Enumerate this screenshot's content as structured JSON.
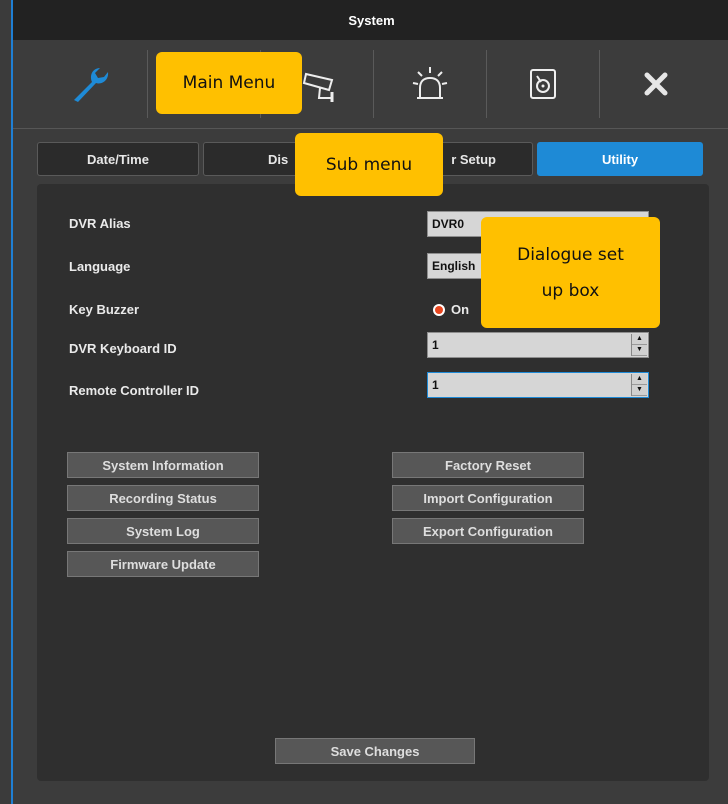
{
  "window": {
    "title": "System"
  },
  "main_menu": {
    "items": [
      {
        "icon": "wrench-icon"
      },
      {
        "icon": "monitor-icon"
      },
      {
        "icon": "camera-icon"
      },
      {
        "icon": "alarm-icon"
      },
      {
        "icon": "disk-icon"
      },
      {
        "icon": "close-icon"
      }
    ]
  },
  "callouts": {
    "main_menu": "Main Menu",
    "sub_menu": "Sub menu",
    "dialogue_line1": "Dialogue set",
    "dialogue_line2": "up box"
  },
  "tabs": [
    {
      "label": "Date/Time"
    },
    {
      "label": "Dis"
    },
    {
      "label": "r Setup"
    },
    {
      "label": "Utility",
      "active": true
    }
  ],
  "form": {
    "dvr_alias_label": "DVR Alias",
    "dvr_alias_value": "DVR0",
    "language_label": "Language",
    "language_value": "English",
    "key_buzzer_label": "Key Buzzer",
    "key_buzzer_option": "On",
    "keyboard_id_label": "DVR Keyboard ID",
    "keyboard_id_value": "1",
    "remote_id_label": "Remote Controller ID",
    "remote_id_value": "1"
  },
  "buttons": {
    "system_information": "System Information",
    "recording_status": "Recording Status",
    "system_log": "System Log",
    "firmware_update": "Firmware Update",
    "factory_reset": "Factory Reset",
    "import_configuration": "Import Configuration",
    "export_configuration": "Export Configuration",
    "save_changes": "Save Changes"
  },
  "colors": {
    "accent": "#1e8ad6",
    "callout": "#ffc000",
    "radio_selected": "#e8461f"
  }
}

> _Written instruction_
Identify the lines in the entries above that contain "icon", then copy them out.

> _Completed task_
        "icon": "wrench-icon"
        "icon": "monitor-icon"
        "icon": "camera-icon"
        "icon": "alarm-icon"
        "icon": "disk-icon"
        "icon": "close-icon"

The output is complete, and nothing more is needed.